> [PROVIDED RECORDS]:
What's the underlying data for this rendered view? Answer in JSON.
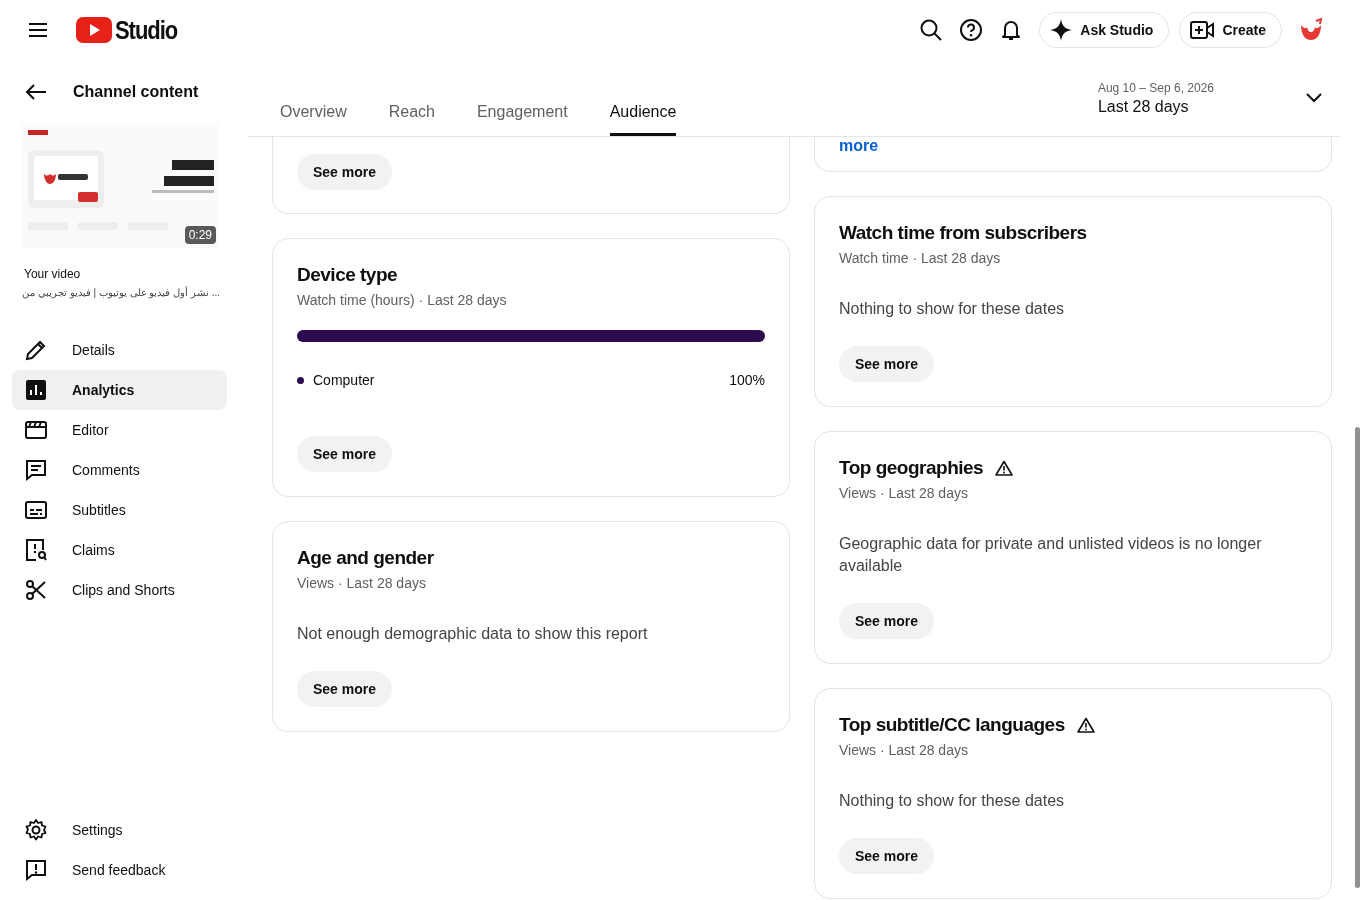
{
  "header": {
    "logo_text": "Studio",
    "ask_button": "Ask Studio",
    "create_button": "Create"
  },
  "sidebar": {
    "back_label": "Channel content",
    "thumbnail": {
      "kind": "picture",
      "duration": "0:29"
    },
    "video_label": "Your video",
    "video_title": "... نشر أول فيديو على يوتيوب | فيديو تجريبي من",
    "items": [
      {
        "label": "Details",
        "selected": false
      },
      {
        "label": "Analytics",
        "selected": true
      },
      {
        "label": "Editor",
        "selected": false
      },
      {
        "label": "Comments",
        "selected": false
      },
      {
        "label": "Subtitles",
        "selected": false
      },
      {
        "label": "Claims",
        "selected": false
      },
      {
        "label": "Clips and Shorts",
        "selected": false
      }
    ],
    "bottom_items": [
      {
        "label": "Settings"
      },
      {
        "label": "Send feedback"
      }
    ]
  },
  "tabs": [
    {
      "label": "Overview",
      "selected": false
    },
    {
      "label": "Reach",
      "selected": false
    },
    {
      "label": "Engagement",
      "selected": false
    },
    {
      "label": "Audience",
      "selected": true
    }
  ],
  "date_range": {
    "dates": "Aug 10 – Sep 6, 2026",
    "label": "Last 28 days"
  },
  "left_cards": [
    {
      "kind": "partial",
      "button": "See more"
    },
    {
      "kind": "device",
      "title": "Device type",
      "subtitle": "Watch time (hours) · Last 28 days",
      "legend": [
        {
          "label": "Computer",
          "value": "100%",
          "level": 1,
          "color": "#2b0a4d"
        }
      ],
      "button": "See more"
    },
    {
      "kind": "message",
      "title": "Age and gender",
      "subtitle": "Views · Last 28 days",
      "message": "Not enough demographic data to show this report",
      "button": "See more"
    }
  ],
  "right_cards": [
    {
      "kind": "partial_link",
      "link": "more"
    },
    {
      "kind": "message",
      "title": "Watch time from subscribers",
      "subtitle": "Watch time · Last 28 days",
      "message": "Nothing to show for these dates",
      "button": "See more",
      "warning": false
    },
    {
      "kind": "message",
      "title": "Top geographies",
      "subtitle": "Views · Last 28 days",
      "message": "Geographic data for private and unlisted videos is no longer available",
      "button": "See more",
      "warning": true
    },
    {
      "kind": "message",
      "title": "Top subtitle/CC languages",
      "subtitle": "Views · Last 28 days",
      "message": "Nothing to show for these dates",
      "button": "See more",
      "warning": true
    }
  ]
}
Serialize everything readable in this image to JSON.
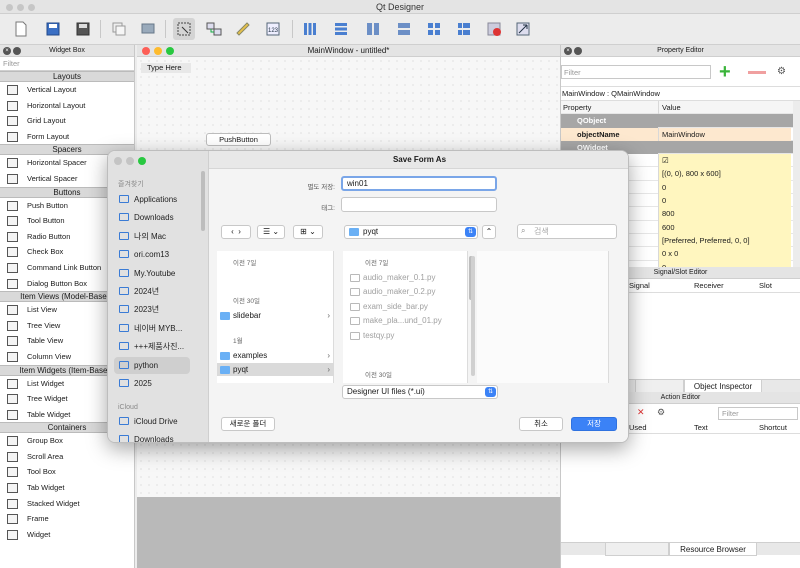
{
  "app": {
    "title": "Qt Designer"
  },
  "toolbar": {
    "buttons": [
      "new-form-icon",
      "save-icon",
      "save-as-icon",
      "copy-icon",
      "layers-icon",
      "edit-widgets-icon",
      "edit-signals-icon",
      "edit-buddies-icon",
      "edit-tab-order-icon",
      "lay-out-horizontally-icon",
      "lay-out-vertically-icon",
      "splitter-h-icon",
      "splitter-v-icon",
      "grid-layout-icon",
      "form-layout-icon",
      "break-layout-icon",
      "adjust-size-icon"
    ]
  },
  "widget_box": {
    "title": "Widget Box",
    "filter_placeholder": "Filter",
    "categories": [
      {
        "label": "Layouts",
        "items": [
          "Vertical Layout",
          "Horizontal Layout",
          "Grid Layout",
          "Form Layout"
        ]
      },
      {
        "label": "Spacers",
        "items": [
          "Horizontal Spacer",
          "Vertical Spacer"
        ]
      },
      {
        "label": "Buttons",
        "items": [
          "Push Button",
          "Tool Button",
          "Radio Button",
          "Check Box",
          "Command Link Button",
          "Dialog Button Box"
        ]
      },
      {
        "label": "Item Views (Model-Based)",
        "items": [
          "List View",
          "Tree View",
          "Table View",
          "Column View"
        ]
      },
      {
        "label": "Item Widgets (Item-Based)",
        "items": [
          "List Widget",
          "Tree Widget",
          "Table Widget"
        ]
      },
      {
        "label": "Containers",
        "items": [
          "Group Box",
          "Scroll Area",
          "Tool Box",
          "Tab Widget",
          "Stacked Widget",
          "Frame",
          "Widget"
        ]
      }
    ]
  },
  "form": {
    "title": "MainWindow - untitled*",
    "menubar_placeholder": "Type Here",
    "push_button": "PushButton"
  },
  "property_editor": {
    "title": "Property Editor",
    "filter_placeholder": "Filter",
    "object_label": "MainWindow : QMainWindow",
    "col_property": "Property",
    "col_value": "Value",
    "rows": [
      {
        "kind": "group",
        "name": "QObject",
        "value": ""
      },
      {
        "kind": "peach",
        "name": "objectName",
        "value": "MainWindow"
      },
      {
        "kind": "group",
        "name": "QWidget",
        "value": ""
      },
      {
        "kind": "yellow",
        "name": "",
        "value": "☑"
      },
      {
        "kind": "yellow",
        "name": "",
        "value": "[(0, 0), 800 x 600]"
      },
      {
        "kind": "yellow",
        "name": "",
        "value": "0"
      },
      {
        "kind": "yellow",
        "name": "",
        "value": "0"
      },
      {
        "kind": "yellow",
        "name": "",
        "value": "800"
      },
      {
        "kind": "yellow",
        "name": "",
        "value": "600"
      },
      {
        "kind": "yellow",
        "name": "",
        "value": "[Preferred, Preferred, 0, 0]"
      },
      {
        "kind": "yellow",
        "name": "",
        "value": "0 x 0"
      },
      {
        "kind": "yellow",
        "name": "",
        "value": "0"
      }
    ]
  },
  "signal_slot_editor": {
    "title": "Signal/Slot Editor",
    "columns": [
      "Signal",
      "Receiver",
      "Slot"
    ],
    "tabs": [
      "",
      "Object Inspector"
    ]
  },
  "action_editor": {
    "title": "Action Editor",
    "filter_placeholder": "Filter",
    "columns": [
      "Used",
      "Text",
      "Shortcut"
    ],
    "tabs": [
      "",
      "Resource Browser"
    ]
  },
  "dialog": {
    "title": "Save Form As",
    "save_as_label": "별도 저장:",
    "save_as_value": "win01",
    "tags_label": "태그:",
    "tags_value": "",
    "view_mode": "☰ ⌄",
    "grid_mode": "⊞ ⌄",
    "location": "pyqt",
    "search_placeholder": "검색",
    "sidebar": {
      "favorites_header": "즐겨찾기",
      "favorites": [
        "Applications",
        "Downloads",
        "나의 Mac",
        "ori.com13",
        "My.Youtube",
        "2024년",
        "2023년",
        "네이버 MYB...",
        "+++제품사진...",
        "python",
        "2025"
      ],
      "selected": "python",
      "icloud_header": "iCloud",
      "icloud": [
        "iCloud Drive",
        "Downloads"
      ]
    },
    "column1": {
      "sections": [
        {
          "header": "이전 7일",
          "items": []
        },
        {
          "header": "이전 30일",
          "items": [
            {
              "name": "slidebar",
              "chevron": true
            }
          ]
        },
        {
          "header": "1월",
          "items": [
            {
              "name": "examples",
              "chevron": true
            },
            {
              "name": "pyqt",
              "chevron": true,
              "selected": true
            }
          ]
        }
      ]
    },
    "column2": {
      "header": "이전 7일",
      "files": [
        "audio_maker_0.1.py",
        "audio_maker_0.2.py",
        "exam_side_bar.py",
        "make_pla...und_01.py",
        "testqy.py"
      ],
      "footer_header": "이전 30일"
    },
    "format_popup": "Designer UI files (*.ui)",
    "new_folder_button": "새로운 폴더",
    "cancel_button": "취소",
    "save_button": "저장"
  }
}
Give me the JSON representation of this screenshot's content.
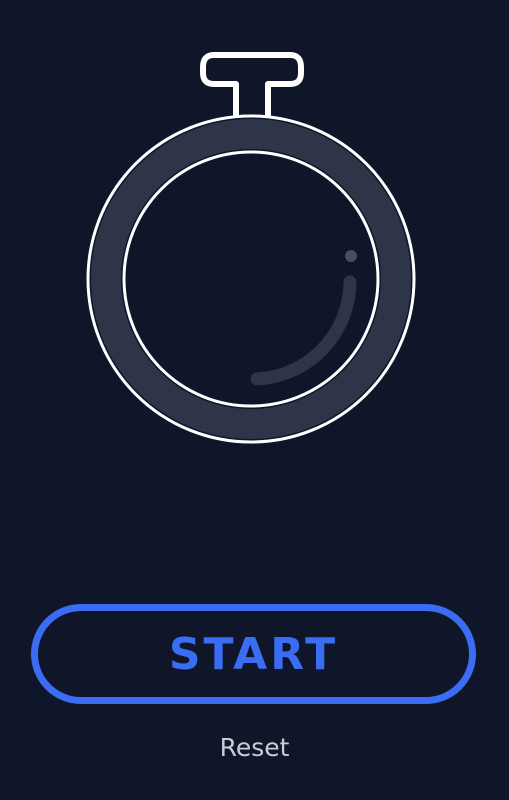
{
  "app": {
    "background_color": "#10162a",
    "accent_color": "#3a6cf4"
  },
  "stopwatch": {
    "icon": "stopwatch-icon",
    "outline_color": "#ffffff",
    "ring_color": "#2f3548",
    "hand_color": "#2f3548",
    "dot_color": "#4a4f5f"
  },
  "controls": {
    "start_label": "START",
    "reset_label": "Reset"
  }
}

> [TASK]:
Out of the material above, gather each line where "data" appears.

> [SOLVED EXERCISE]:
What's the underlying data for this rendered view? Answer in JSON.
      "message": "Not enough demographic data to show this report",
      "message": "Geographic data for private and unlisted videos is no longer available",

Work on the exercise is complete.